Excerpts from a figure dataset:
+---+
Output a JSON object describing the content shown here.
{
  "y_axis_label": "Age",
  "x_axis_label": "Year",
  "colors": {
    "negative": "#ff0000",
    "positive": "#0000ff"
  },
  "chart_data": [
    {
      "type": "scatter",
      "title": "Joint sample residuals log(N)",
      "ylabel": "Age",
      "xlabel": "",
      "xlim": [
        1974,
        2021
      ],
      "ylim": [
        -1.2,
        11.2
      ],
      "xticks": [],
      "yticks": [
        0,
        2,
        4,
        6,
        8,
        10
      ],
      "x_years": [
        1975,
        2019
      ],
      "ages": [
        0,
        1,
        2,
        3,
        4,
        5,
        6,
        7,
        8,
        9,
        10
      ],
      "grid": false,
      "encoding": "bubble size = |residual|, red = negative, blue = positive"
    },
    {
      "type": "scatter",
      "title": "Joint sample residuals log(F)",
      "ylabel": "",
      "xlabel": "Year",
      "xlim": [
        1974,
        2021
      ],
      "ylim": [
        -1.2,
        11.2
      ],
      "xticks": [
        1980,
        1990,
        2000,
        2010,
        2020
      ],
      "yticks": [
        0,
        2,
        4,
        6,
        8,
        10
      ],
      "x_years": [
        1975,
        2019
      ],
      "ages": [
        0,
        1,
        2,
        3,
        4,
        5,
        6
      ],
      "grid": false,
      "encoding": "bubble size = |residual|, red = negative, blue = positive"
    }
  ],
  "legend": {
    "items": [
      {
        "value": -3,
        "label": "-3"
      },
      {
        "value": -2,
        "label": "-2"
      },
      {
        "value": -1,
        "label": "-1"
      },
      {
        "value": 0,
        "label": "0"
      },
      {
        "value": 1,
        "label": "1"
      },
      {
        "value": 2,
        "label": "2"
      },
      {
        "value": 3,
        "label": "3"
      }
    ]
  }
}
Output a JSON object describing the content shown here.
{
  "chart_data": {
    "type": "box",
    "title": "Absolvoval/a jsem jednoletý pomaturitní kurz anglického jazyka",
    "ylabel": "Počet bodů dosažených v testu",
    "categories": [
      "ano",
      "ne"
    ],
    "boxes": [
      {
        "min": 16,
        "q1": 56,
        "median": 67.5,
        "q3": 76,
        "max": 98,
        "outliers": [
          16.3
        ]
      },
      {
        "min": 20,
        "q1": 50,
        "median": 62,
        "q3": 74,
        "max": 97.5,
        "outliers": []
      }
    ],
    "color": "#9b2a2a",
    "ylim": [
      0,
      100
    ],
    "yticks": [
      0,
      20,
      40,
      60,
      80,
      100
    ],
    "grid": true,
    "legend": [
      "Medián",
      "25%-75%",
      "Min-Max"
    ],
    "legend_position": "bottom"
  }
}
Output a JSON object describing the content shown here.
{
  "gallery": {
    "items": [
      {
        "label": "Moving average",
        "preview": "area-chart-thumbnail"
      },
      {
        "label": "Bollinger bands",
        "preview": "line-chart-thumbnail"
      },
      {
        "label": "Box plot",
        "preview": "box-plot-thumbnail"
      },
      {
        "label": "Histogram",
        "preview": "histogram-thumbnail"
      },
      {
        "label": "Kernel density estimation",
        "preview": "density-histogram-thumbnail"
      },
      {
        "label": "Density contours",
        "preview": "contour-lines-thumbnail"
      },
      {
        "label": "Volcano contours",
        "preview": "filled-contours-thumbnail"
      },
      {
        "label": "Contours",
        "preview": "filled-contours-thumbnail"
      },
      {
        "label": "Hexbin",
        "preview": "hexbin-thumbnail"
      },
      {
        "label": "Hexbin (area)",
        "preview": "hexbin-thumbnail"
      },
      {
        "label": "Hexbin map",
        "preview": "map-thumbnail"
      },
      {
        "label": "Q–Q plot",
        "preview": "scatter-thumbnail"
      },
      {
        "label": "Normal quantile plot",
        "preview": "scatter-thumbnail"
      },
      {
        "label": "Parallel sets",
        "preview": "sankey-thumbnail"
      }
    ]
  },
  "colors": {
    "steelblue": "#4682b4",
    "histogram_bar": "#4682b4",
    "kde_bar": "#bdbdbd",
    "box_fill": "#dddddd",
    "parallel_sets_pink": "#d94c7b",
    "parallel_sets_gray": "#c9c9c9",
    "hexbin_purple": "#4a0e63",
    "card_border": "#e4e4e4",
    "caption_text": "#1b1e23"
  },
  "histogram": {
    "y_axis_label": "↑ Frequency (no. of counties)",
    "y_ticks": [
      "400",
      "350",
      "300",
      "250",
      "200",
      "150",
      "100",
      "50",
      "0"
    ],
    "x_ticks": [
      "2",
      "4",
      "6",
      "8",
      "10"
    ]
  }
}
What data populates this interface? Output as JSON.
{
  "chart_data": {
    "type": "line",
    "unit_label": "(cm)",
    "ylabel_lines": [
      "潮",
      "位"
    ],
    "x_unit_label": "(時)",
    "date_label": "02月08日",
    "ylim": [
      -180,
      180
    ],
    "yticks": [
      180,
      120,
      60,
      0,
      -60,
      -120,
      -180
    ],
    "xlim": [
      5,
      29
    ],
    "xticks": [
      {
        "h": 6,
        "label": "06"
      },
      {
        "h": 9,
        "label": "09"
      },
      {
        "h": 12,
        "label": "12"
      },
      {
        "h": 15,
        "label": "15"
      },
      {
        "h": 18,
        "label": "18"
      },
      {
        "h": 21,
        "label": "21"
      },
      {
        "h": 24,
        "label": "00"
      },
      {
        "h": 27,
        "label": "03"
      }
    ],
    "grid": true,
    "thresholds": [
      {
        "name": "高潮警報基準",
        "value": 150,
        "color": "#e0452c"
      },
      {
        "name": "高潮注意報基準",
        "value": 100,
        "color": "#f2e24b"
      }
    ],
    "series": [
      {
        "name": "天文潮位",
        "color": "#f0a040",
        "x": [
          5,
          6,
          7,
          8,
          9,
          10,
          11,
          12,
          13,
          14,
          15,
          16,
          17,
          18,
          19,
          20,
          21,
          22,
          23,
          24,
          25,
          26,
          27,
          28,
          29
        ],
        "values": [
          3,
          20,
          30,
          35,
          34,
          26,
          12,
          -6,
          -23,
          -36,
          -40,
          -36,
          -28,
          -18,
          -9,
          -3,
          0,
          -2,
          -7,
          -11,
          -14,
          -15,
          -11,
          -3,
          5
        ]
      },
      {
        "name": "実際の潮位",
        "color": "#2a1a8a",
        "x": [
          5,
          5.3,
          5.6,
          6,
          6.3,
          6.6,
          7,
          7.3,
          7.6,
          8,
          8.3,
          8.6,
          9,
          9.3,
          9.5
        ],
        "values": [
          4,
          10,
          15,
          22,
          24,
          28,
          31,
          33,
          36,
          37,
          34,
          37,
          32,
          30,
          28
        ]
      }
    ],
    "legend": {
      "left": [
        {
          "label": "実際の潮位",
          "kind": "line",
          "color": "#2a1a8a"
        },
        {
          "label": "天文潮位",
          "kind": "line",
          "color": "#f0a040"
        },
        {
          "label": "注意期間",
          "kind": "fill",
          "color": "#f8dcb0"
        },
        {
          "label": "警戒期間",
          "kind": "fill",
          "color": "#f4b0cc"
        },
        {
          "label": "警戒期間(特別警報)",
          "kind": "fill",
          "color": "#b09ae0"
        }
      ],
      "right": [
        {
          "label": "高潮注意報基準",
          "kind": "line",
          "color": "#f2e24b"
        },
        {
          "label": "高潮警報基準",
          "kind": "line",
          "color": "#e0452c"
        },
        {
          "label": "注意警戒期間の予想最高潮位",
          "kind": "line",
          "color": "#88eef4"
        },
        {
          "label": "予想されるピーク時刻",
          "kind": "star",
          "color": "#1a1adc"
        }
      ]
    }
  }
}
+---+
What to produce ▸ Retype the listing exactly, in full.

Result for this exercise ▸
Output a JSON object describing the content shown here.
{
  "y_axis_label": "Age",
  "x_axis_label": "Year",
  "colors": {
    "negative": "#ff0000",
    "positive": "#0000ff"
  },
  "chart_data": [
    {
      "type": "scatter",
      "title": "Joint sample residuals log(N)",
      "ylabel": "Age",
      "xlabel": "",
      "xlim": [
        1974,
        2021
      ],
      "ylim": [
        -1.2,
        11.2
      ],
      "xticks": [],
      "yticks": [
        0,
        2,
        4,
        6,
        8,
        10
      ],
      "x_years": [
        1975,
        2019
      ],
      "ages": [
        0,
        1,
        2,
        3,
        4,
        5,
        6,
        7,
        8,
        9,
        10
      ],
      "grid": false,
      "encoding": "bubble size = |residual|, red = negative, blue = positive"
    },
    {
      "type": "scatter",
      "title": "Joint sample residuals log(F)",
      "ylabel": "",
      "xlabel": "Year",
      "xlim": [
        1974,
        2021
      ],
      "ylim": [
        -1.2,
        11.2
      ],
      "xticks": [
        1980,
        1990,
        2000,
        2010,
        2020
      ],
      "yticks": [
        0,
        2,
        4,
        6,
        8,
        10
      ],
      "x_years": [
        1975,
        2019
      ],
      "ages": [
        0,
        1,
        2,
        3,
        4,
        5,
        6
      ],
      "grid": false,
      "encoding": "bubble size = |residual|, red = negative, blue = positive"
    }
  ],
  "legend": {
    "items": [
      {
        "value": -3,
        "label": "-3"
      },
      {
        "value": -2,
        "label": "-2"
      },
      {
        "value": -1,
        "label": "-1"
      },
      {
        "value": 0,
        "label": "0"
      },
      {
        "value": 1,
        "label": "1"
      },
      {
        "value": 2,
        "label": "2"
      },
      {
        "value": 3,
        "label": "3"
      }
    ]
  }
}
Output a JSON object describing the content shown here.
{
  "chart_data": {
    "type": "box",
    "title": "Absolvoval/a jsem jednoletý pomaturitní kurz anglického jazyka",
    "ylabel": "Počet bodů dosažených v testu",
    "categories": [
      "ano",
      "ne"
    ],
    "boxes": [
      {
        "min": 16,
        "q1": 56,
        "median": 67.5,
        "q3": 76,
        "max": 98,
        "outliers": [
          16.3
        ]
      },
      {
        "min": 20,
        "q1": 50,
        "median": 62,
        "q3": 74,
        "max": 97.5,
        "outliers": []
      }
    ],
    "color": "#9b2a2a",
    "ylim": [
      0,
      100
    ],
    "yticks": [
      0,
      20,
      40,
      60,
      80,
      100
    ],
    "grid": true,
    "legend": [
      "Medián",
      "25%-75%",
      "Min-Max"
    ],
    "legend_position": "bottom"
  }
}
Output a JSON object describing the content shown here.
{
  "gallery": {
    "items": [
      {
        "label": "Moving average",
        "preview": "area-chart-thumbnail"
      },
      {
        "label": "Bollinger bands",
        "preview": "line-chart-thumbnail"
      },
      {
        "label": "Box plot",
        "preview": "box-plot-thumbnail"
      },
      {
        "label": "Histogram",
        "preview": "histogram-thumbnail"
      },
      {
        "label": "Kernel density estimation",
        "preview": "density-histogram-thumbnail"
      },
      {
        "label": "Density contours",
        "preview": "contour-lines-thumbnail"
      },
      {
        "label": "Volcano contours",
        "preview": "filled-contours-thumbnail"
      },
      {
        "label": "Contours",
        "preview": "filled-contours-thumbnail"
      },
      {
        "label": "Hexbin",
        "preview": "hexbin-thumbnail"
      },
      {
        "label": "Hexbin (area)",
        "preview": "hexbin-thumbnail"
      },
      {
        "label": "Hexbin map",
        "preview": "map-thumbnail"
      },
      {
        "label": "Q–Q plot",
        "preview": "scatter-thumbnail"
      },
      {
        "label": "Normal quantile plot",
        "preview": "scatter-thumbnail"
      },
      {
        "label": "Parallel sets",
        "preview": "sankey-thumbnail"
      }
    ]
  },
  "colors": {
    "steelblue": "#4682b4",
    "histogram_bar": "#4682b4",
    "kde_bar": "#bdbdbd",
    "box_fill": "#dddddd",
    "parallel_sets_pink": "#d94c7b",
    "parallel_sets_gray": "#c9c9c9",
    "hexbin_purple": "#4a0e63",
    "card_border": "#e4e4e4",
    "caption_text": "#1b1e23"
  },
  "histogram": {
    "y_axis_label": "↑ Frequency (no. of counties)",
    "y_ticks": [
      "400",
      "350",
      "300",
      "250",
      "200",
      "150",
      "100",
      "50",
      "0"
    ],
    "x_ticks": [
      "2",
      "4",
      "6",
      "8",
      "10"
    ]
  }
}
What data populates this interface? Output as JSON.
{
  "chart_data": {
    "type": "line",
    "unit_label": "(cm)",
    "ylabel_lines": [
      "潮",
      "位"
    ],
    "x_unit_label": "(時)",
    "date_label": "02月08日",
    "ylim": [
      -180,
      180
    ],
    "yticks": [
      180,
      120,
      60,
      0,
      -60,
      -120,
      -180
    ],
    "xlim": [
      5,
      29
    ],
    "xticks": [
      {
        "h": 6,
        "label": "06"
      },
      {
        "h": 9,
        "label": "09"
      },
      {
        "h": 12,
        "label": "12"
      },
      {
        "h": 15,
        "label": "15"
      },
      {
        "h": 18,
        "label": "18"
      },
      {
        "h": 21,
        "label": "21"
      },
      {
        "h": 24,
        "label": "00"
      },
      {
        "h": 27,
        "label": "03"
      }
    ],
    "grid": true,
    "thresholds": [
      {
        "name": "高潮警報基準",
        "value": 150,
        "color": "#e0452c"
      },
      {
        "name": "高潮注意報基準",
        "value": 100,
        "color": "#f2e24b"
      }
    ],
    "series": [
      {
        "name": "天文潮位",
        "color": "#f0a040",
        "x": [
          5,
          6,
          7,
          8,
          9,
          10,
          11,
          12,
          13,
          14,
          15,
          16,
          17,
          18,
          19,
          20,
          21,
          22,
          23,
          24,
          25,
          26,
          27,
          28,
          29
        ],
        "values": [
          3,
          20,
          30,
          35,
          34,
          26,
          12,
          -6,
          -23,
          -36,
          -40,
          -36,
          -28,
          -18,
          -9,
          -3,
          0,
          -2,
          -7,
          -11,
          -14,
          -15,
          -11,
          -3,
          5
        ]
      },
      {
        "name": "実際の潮位",
        "color": "#2a1a8a",
        "x": [
          5,
          5.3,
          5.6,
          6,
          6.3,
          6.6,
          7,
          7.3,
          7.6,
          8,
          8.3,
          8.6,
          9,
          9.3,
          9.5
        ],
        "values": [
          4,
          10,
          15,
          22,
          24,
          28,
          31,
          33,
          36,
          37,
          34,
          37,
          32,
          30,
          28
        ]
      }
    ],
    "legend": {
      "left": [
        {
          "label": "実際の潮位",
          "kind": "line",
          "color": "#2a1a8a"
        },
        {
          "label": "天文潮位",
          "kind": "line",
          "color": "#f0a040"
        },
        {
          "label": "注意期間",
          "kind": "fill",
          "color": "#f8dcb0"
        },
        {
          "label": "警戒期間",
          "kind": "fill",
          "color": "#f4b0cc"
        },
        {
          "label": "警戒期間(特別警報)",
          "kind": "fill",
          "color": "#b09ae0"
        }
      ],
      "right": [
        {
          "label": "高潮注意報基準",
          "kind": "line",
          "color": "#f2e24b"
        },
        {
          "label": "高潮警報基準",
          "kind": "line",
          "color": "#e0452c"
        },
        {
          "label": "注意警戒期間の予想最高潮位",
          "kind": "line",
          "color": "#88eef4"
        },
        {
          "label": "予想されるピーク時刻",
          "kind": "star",
          "color": "#1a1adc"
        }
      ]
    }
  }
}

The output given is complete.